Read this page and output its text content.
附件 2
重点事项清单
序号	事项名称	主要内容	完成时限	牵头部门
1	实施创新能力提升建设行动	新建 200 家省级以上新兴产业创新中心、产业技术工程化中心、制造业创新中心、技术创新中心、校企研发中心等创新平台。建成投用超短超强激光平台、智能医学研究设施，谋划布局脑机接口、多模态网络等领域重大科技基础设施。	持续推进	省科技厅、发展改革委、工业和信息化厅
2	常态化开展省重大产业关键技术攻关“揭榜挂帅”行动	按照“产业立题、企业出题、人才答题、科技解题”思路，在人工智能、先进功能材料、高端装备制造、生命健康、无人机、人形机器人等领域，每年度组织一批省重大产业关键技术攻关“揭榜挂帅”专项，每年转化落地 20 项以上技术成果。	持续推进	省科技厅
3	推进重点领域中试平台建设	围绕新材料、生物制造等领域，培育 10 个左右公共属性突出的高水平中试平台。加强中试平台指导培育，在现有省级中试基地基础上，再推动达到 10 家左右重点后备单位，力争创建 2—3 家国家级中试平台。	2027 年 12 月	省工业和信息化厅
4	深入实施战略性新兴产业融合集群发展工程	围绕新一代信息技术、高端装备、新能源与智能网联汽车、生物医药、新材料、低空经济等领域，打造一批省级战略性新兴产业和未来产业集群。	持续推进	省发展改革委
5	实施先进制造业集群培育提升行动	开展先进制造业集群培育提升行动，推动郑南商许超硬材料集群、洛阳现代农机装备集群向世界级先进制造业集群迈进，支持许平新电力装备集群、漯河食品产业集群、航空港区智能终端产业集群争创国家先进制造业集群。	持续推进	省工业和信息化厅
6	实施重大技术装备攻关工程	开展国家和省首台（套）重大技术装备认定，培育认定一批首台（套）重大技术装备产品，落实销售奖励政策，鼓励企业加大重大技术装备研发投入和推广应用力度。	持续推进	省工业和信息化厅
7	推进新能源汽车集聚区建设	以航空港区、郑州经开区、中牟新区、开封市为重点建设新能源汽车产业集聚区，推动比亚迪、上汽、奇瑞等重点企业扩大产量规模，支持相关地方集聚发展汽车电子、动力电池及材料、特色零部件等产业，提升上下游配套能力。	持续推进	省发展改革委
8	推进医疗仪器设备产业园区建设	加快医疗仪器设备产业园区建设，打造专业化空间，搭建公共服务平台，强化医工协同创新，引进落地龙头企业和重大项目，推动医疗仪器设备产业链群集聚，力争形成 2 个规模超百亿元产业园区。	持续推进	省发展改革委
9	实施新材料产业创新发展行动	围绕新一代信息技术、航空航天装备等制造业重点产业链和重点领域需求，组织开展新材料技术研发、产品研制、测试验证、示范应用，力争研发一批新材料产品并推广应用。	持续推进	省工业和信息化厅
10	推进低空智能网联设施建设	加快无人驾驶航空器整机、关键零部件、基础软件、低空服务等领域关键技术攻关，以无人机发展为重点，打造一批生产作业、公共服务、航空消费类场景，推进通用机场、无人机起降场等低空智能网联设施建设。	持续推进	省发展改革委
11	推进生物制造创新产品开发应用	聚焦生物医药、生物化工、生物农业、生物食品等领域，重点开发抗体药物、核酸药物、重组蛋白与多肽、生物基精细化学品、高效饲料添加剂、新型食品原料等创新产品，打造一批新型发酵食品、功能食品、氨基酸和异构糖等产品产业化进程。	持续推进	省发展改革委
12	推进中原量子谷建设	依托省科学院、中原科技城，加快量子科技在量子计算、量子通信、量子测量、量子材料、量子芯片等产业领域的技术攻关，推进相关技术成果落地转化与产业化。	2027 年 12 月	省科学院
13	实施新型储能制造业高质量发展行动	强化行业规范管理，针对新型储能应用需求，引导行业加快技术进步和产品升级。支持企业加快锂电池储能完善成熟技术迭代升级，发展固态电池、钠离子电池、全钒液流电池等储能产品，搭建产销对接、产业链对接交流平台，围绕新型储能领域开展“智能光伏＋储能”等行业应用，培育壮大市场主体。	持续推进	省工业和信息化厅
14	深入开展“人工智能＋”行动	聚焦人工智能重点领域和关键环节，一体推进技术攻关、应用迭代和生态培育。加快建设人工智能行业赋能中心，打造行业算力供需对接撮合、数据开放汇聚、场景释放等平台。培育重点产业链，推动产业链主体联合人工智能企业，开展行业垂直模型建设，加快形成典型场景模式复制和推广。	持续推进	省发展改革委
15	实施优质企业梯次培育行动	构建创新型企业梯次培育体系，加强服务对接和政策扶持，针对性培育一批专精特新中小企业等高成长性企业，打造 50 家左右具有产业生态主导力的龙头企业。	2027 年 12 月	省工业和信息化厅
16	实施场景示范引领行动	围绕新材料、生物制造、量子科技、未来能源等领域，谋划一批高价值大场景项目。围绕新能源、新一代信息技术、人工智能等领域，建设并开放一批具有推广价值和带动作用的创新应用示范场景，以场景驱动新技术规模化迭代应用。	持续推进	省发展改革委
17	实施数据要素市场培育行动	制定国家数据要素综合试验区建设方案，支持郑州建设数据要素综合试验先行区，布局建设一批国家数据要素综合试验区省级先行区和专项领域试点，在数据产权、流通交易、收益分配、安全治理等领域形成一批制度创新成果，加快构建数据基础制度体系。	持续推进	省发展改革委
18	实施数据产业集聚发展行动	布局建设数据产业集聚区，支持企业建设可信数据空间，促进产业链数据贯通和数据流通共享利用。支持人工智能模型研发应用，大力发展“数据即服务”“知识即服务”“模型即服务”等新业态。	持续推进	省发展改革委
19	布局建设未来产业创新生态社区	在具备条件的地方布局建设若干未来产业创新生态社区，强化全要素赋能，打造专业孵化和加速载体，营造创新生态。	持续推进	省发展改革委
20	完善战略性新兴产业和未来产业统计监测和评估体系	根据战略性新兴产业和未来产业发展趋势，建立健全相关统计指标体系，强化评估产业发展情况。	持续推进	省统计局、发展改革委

• **EXERCISE GOAL**: Copy out the full listing exactly.

• **EXERCISE SOLUTION**:
Read this page and output its text content.
附件 2
重点事项清单
序号	事项名称	主要内容	完成时限	牵头部门
1	实施创新能力提升建设行动	新建 200 家省级以上新兴产业创新中心、产业技术工程化中心、制造业创新中心、技术创新中心、校企研发中心等创新平台。建成投用超短超强激光平台、智能医学研究设施，谋划布局脑机接口、多模态网络等领域重大科技基础设施。	持续推进	省科技厅、发展改革委、工业和信息化厅
2	常态化开展省重大产业关键技术攻关“揭榜挂帅”行动	按照“产业立题、企业出题、人才答题、科技解题”思路，在人工智能、先进功能材料、高端装备制造、生命健康、无人机、人形机器人等领域，每年度组织一批省重大产业关键技术攻关“揭榜挂帅”专项，每年转化落地 20 项以上技术成果。	持续推进	省科技厅
3	推进重点领域中试平台建设	围绕新材料、生物制造等领域，培育 10 个左右公共属性突出的高水平中试平台。加强中试平台指导培育，在现有省级中试基地基础上，再推动达到 10 家左右重点后备单位，力争创建 2—3 家国家级中试平台。	2027 年 12 月	省工业和信息化厅
4	深入实施战略性新兴产业融合集群发展工程	围绕新一代信息技术、高端装备、新能源与智能网联汽车、生物医药、新材料、低空经济等领域，打造一批省级战略性新兴产业和未来产业集群。	持续推进	省发展改革委
5	实施先进制造业集群培育提升行动	开展先进制造业集群培育提升行动，推动郑南商许超硬材料集群、洛阳现代农机装备集群向世界级先进制造业集群迈进，支持许平新电力装备集群、漯河食品产业集群、航空港区智能终端产业集群争创国家先进制造业集群。	持续推进	省工业和信息化厅
6	实施重大技术装备攻关工程	开展国家和省首台（套）重大技术装备认定，培育认定一批首台（套）重大技术装备产品，落实销售奖励政策，鼓励企业加大重大技术装备研发投入和推广应用力度。	持续推进	省工业和信息化厅
7	推进新能源汽车集聚区建设	以航空港区、郑州经开区、中牟新区、开封市为重点建设新能源汽车产业集聚区，推动比亚迪、上汽、奇瑞等重点企业扩大产量规模，支持相关地方集聚发展汽车电子、动力电池及材料、特色零部件等产业，提升上下游配套能力。	持续推进	省发展改革委
8	推进医疗仪器设备产业园区建设	加快医疗仪器设备产业园区建设，打造专业化空间，搭建公共服务平台，强化医工协同创新，引进落地龙头企业和重大项目，推动医疗仪器设备产业链群集聚，力争形成 2 个规模超百亿元产业园区。	持续推进	省发展改革委
9	实施新材料产业创新发展行动	围绕新一代信息技术、航空航天装备等制造业重点产业链和重点领域需求，组织开展新材料技术研发、产品研制、测试验证、示范应用，力争研发一批新材料产品并推广应用。	持续推进	省工业和信息化厅
10	推进低空智能网联设施建设	加快无人驾驶航空器整机、关键零部件、基础软件、低空服务等领域关键技术攻关，以无人机发展为重点，打造一批生产作业、公共服务、航空消费类场景，推进通用机场、无人机起降场等低空智能网联设施建设。	持续推进	省发展改革委
11	推进生物制造创新产品开发应用	聚焦生物医药、生物化工、生物农业、生物食品等领域，重点开发抗体药物、核酸药物、重组蛋白与多肽、生物基精细化学品、高效饲料添加剂、新型食品原料等创新产品，打造一批新型发酵食品、功能食品、氨基酸和异构糖等产品产业化进程。	持续推进	省发展改革委
12	推进中原量子谷建设	依托省科学院、中原科技城，加快量子科技在量子计算、量子通信、量子测量、量子材料、量子芯片等产业领域的技术攻关，推进相关技术成果落地转化与产业化。	2027 年 12 月	省科学院
13	实施新型储能制造业高质量发展行动	强化行业规范管理，针对新型储能应用需求，引导行业加快技术进步和产品升级。支持企业加快锂电池储能完善成熟技术迭代升级，发展固态电池、钠离子电池、全钒液流电池等储能产品，搭建产销对接、产业链对接交流平台，围绕新型储能领域开展“智能光伏＋储能”等行业应用，培育壮大市场主体。	持续推进	省工业和信息化厅
14	深入开展“人工智能＋”行动	聚焦人工智能重点领域和关键环节，一体推进技术攻关、应用迭代和生态培育。加快建设人工智能行业赋能中心，打造行业算力供需对接撮合、数据开放汇聚、场景释放等平台。培育重点产业链，推动产业链主体联合人工智能企业，开展行业垂直模型建设，加快形成典型场景模式复制和推广。	持续推进	省发展改革委
15	实施优质企业梯次培育行动	构建创新型企业梯次培育体系，加强服务对接和政策扶持，针对性培育一批专精特新中小企业等高成长性企业，打造 50 家左右具有产业生态主导力的龙头企业。	2027 年 12 月	省工业和信息化厅
16	实施场景示范引领行动	围绕新材料、生物制造、量子科技、未来能源等领域，谋划一批高价值大场景项目。围绕新能源、新一代信息技术、人工智能等领域，建设并开放一批具有推广价值和带动作用的创新应用示范场景，以场景驱动新技术规模化迭代应用。	持续推进	省发展改革委
17	实施数据要素市场培育行动	制定国家数据要素综合试验区建设方案，支持郑州建设数据要素综合试验先行区，布局建设一批国家数据要素综合试验区省级先行区和专项领域试点，在数据产权、流通交易、收益分配、安全治理等领域形成一批制度创新成果，加快构建数据基础制度体系。	持续推进	省发展改革委
18	实施数据产业集聚发展行动	布局建设数据产业集聚区，支持企业建设可信数据空间，促进产业链数据贯通和数据流通共享利用。支持人工智能模型研发应用，大力发展“数据即服务”“知识即服务”“模型即服务”等新业态。	持续推进	省发展改革委
19	布局建设未来产业创新生态社区	在具备条件的地方布局建设若干未来产业创新生态社区，强化全要素赋能，打造专业孵化和加速载体，营造创新生态。	持续推进	省发展改革委
20	完善战略性新兴产业和未来产业统计监测和评估体系	根据战略性新兴产业和未来产业发展趋势，建立健全相关统计指标体系，强化评估产业发展情况。	持续推进	省统计局、发展改革委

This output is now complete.